* Data extracted from a collection *
§
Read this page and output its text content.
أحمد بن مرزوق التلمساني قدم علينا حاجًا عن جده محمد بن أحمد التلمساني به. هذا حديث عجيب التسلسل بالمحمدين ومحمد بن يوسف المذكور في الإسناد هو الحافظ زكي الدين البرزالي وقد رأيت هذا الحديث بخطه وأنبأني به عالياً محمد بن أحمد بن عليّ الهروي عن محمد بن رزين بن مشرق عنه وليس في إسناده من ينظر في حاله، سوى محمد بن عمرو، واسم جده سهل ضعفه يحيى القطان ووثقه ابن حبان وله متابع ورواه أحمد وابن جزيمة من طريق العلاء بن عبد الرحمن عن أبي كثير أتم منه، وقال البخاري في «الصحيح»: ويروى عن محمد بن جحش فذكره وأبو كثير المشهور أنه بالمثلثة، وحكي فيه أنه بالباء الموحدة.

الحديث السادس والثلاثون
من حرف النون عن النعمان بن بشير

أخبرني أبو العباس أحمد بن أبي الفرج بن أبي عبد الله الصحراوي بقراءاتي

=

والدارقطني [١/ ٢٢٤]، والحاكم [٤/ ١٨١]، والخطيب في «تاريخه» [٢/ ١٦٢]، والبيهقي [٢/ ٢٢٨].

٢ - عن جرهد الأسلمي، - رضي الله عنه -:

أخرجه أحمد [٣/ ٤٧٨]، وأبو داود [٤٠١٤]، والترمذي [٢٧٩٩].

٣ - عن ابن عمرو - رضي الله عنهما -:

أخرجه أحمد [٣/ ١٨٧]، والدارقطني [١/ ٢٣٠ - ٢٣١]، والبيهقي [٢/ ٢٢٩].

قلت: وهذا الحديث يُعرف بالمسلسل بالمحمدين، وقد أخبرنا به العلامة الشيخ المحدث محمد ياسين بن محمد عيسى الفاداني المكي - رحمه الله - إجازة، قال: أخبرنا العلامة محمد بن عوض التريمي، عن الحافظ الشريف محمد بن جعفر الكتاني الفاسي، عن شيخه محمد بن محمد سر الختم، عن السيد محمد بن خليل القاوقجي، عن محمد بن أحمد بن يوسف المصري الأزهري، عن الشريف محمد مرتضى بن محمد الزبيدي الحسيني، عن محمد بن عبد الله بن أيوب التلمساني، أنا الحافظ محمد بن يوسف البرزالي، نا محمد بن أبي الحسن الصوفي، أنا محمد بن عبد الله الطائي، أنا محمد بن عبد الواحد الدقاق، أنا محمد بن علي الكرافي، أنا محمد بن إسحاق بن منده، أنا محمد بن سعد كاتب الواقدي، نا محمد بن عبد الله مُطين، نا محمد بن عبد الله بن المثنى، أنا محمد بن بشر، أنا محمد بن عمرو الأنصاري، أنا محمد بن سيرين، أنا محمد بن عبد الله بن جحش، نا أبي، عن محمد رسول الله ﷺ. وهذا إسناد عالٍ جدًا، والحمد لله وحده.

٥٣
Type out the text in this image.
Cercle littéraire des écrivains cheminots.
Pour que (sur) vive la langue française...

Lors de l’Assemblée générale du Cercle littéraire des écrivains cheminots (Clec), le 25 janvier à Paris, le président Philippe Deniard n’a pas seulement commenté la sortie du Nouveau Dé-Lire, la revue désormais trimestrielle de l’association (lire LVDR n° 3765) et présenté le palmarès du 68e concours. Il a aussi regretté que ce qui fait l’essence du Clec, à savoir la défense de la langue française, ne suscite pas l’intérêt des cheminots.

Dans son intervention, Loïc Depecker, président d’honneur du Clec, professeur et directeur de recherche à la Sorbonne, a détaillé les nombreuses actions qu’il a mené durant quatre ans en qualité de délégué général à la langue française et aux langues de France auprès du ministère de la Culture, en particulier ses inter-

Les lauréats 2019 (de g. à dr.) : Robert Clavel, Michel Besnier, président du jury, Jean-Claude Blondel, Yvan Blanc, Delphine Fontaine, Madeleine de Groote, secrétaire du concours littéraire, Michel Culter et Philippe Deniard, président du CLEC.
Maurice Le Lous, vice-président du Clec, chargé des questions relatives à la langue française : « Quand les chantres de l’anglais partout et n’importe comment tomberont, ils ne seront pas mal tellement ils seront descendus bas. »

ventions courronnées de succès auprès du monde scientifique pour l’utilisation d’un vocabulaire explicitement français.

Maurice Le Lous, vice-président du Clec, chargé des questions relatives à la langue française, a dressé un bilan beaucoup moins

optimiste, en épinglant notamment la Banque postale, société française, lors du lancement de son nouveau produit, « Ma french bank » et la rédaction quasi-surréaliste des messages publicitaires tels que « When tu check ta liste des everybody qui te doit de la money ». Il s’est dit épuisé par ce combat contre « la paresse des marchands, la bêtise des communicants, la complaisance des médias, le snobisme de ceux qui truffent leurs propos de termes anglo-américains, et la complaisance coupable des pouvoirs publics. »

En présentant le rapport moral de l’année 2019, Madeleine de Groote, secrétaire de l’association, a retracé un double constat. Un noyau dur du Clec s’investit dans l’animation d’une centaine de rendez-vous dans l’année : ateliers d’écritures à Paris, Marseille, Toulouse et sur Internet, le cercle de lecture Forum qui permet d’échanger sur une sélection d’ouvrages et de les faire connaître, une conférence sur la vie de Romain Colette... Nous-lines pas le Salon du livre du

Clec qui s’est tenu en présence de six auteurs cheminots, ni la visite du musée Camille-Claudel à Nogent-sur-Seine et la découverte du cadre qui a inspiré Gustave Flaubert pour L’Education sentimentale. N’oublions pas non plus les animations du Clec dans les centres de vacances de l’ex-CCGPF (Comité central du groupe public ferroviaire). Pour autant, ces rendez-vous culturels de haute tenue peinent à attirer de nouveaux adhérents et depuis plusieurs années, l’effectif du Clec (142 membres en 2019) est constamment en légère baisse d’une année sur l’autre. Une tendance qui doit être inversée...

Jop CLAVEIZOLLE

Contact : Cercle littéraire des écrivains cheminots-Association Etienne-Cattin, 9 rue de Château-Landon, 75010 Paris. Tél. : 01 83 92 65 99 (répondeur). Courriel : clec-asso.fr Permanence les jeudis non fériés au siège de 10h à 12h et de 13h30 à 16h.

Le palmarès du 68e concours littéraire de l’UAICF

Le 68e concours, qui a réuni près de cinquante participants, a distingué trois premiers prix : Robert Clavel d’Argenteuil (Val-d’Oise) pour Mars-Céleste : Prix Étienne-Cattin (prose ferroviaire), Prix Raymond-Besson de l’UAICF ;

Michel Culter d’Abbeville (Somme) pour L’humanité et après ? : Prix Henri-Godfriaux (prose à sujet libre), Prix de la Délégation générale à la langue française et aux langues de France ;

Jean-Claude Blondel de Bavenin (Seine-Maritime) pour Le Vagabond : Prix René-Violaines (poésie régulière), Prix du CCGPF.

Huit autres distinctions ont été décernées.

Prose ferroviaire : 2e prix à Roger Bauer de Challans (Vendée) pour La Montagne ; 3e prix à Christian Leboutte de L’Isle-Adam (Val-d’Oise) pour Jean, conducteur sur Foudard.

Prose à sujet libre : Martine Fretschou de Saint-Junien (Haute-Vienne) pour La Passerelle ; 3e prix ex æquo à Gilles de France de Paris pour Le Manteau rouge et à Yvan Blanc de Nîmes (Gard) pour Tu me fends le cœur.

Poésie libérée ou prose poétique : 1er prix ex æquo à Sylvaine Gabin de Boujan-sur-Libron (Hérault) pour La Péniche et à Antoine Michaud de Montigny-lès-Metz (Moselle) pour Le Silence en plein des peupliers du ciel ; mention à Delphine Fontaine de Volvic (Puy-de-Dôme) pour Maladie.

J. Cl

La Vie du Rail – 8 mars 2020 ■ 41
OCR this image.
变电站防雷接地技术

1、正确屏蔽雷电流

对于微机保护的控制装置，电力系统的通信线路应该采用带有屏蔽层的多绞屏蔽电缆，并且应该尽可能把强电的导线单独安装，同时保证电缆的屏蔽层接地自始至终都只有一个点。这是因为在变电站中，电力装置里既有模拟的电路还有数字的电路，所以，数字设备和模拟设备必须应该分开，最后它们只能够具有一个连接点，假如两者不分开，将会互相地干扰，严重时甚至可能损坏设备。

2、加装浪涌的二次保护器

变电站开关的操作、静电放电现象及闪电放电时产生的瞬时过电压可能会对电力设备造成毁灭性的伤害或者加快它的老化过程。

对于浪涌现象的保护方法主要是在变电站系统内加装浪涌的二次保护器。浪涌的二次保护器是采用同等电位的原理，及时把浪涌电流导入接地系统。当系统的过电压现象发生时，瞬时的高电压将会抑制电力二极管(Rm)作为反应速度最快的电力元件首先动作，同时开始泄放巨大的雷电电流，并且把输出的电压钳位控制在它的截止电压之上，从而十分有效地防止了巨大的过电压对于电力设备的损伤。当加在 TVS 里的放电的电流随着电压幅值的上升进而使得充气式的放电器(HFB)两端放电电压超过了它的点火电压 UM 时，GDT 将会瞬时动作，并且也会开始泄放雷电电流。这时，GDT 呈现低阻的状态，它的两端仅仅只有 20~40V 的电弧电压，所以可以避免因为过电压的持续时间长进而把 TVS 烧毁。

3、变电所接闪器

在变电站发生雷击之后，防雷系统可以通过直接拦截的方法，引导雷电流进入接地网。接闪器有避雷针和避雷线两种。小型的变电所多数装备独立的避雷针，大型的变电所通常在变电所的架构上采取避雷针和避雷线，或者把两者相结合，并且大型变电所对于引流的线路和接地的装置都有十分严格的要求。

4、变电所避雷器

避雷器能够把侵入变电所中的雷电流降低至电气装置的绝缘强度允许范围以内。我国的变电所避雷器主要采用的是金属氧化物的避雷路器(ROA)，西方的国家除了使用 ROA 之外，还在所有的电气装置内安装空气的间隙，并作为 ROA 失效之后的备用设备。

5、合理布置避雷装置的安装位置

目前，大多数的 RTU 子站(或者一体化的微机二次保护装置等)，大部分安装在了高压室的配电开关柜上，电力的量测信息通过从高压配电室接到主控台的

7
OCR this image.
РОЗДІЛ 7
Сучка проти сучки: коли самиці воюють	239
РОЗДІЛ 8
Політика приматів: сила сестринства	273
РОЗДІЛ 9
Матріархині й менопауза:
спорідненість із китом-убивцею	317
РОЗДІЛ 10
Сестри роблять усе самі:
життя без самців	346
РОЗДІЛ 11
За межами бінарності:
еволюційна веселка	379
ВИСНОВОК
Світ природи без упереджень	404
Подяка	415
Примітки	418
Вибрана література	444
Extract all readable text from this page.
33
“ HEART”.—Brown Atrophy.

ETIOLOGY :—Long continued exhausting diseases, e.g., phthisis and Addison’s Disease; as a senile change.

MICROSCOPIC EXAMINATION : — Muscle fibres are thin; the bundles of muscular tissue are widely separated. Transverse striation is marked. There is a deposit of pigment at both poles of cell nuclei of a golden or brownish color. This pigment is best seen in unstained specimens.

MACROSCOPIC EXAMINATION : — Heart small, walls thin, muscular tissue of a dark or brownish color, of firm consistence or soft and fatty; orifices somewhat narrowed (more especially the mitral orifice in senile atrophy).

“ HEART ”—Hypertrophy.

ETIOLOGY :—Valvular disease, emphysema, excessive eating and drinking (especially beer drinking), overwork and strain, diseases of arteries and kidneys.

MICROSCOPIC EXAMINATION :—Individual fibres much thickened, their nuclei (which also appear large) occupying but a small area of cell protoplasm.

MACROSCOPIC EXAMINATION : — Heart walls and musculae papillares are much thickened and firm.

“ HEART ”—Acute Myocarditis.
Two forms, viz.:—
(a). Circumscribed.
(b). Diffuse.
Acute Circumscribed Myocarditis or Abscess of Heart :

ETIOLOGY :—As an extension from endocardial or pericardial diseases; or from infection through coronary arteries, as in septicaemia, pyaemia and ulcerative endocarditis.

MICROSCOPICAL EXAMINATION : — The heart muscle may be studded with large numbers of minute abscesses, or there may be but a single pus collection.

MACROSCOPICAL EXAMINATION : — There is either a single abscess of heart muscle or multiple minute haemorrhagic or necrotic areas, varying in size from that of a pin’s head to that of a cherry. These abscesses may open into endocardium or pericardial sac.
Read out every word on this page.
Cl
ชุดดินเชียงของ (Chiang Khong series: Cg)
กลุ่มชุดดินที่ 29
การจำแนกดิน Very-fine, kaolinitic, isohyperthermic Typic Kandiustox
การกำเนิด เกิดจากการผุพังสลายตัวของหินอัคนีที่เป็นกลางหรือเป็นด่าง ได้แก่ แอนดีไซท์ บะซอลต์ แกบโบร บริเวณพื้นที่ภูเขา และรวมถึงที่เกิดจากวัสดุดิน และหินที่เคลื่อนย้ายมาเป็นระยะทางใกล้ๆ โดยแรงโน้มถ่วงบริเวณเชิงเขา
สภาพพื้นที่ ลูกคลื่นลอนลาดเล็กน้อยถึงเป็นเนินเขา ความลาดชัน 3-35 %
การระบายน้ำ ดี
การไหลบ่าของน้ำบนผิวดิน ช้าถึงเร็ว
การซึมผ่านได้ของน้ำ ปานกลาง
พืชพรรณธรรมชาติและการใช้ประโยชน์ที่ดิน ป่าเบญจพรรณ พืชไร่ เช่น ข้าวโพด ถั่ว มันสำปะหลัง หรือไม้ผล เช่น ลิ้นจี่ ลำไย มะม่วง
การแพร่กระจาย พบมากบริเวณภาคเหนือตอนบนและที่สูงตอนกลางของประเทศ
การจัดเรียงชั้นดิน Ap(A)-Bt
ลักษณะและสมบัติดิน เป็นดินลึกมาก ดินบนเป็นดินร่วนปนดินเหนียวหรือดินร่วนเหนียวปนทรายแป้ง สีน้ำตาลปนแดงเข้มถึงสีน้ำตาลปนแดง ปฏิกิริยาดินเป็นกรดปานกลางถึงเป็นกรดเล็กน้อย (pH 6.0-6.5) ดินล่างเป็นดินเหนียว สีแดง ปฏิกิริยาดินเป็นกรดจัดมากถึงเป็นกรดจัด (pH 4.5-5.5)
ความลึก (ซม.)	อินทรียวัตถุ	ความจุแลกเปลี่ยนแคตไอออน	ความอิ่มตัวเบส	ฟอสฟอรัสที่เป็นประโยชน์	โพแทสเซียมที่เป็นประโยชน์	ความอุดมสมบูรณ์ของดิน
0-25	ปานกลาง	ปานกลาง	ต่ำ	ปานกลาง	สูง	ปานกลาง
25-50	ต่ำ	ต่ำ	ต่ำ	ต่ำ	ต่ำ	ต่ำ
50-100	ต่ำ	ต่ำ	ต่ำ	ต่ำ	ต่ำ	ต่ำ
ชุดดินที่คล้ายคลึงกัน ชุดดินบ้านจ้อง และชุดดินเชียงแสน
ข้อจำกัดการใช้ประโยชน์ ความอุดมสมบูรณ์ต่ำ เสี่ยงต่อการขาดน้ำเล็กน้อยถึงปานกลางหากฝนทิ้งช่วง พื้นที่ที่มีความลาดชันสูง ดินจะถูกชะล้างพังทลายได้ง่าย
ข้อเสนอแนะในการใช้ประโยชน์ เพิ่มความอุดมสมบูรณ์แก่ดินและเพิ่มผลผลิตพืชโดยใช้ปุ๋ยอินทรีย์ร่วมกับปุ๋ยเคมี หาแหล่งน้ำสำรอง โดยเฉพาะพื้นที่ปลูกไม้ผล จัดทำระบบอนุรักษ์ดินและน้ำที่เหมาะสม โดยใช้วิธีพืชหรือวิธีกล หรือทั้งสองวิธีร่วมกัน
§
* DESCRIPTION OF THE TASK *
Look over the listing. Pull out every line with the string "arteries" in it.

* IN RESPONSE *
ETIOLOGY :—Valvular disease, emphysema, excessive eating and drinking (especially beer drinking), overwork and strain, diseases of arteries and kidneys.
ETIOLOGY :—As an extension from endocardial or pericardial diseases; or from infection through coronary arteries, as in septicaemia, pyaemia and ulcerative endocarditis.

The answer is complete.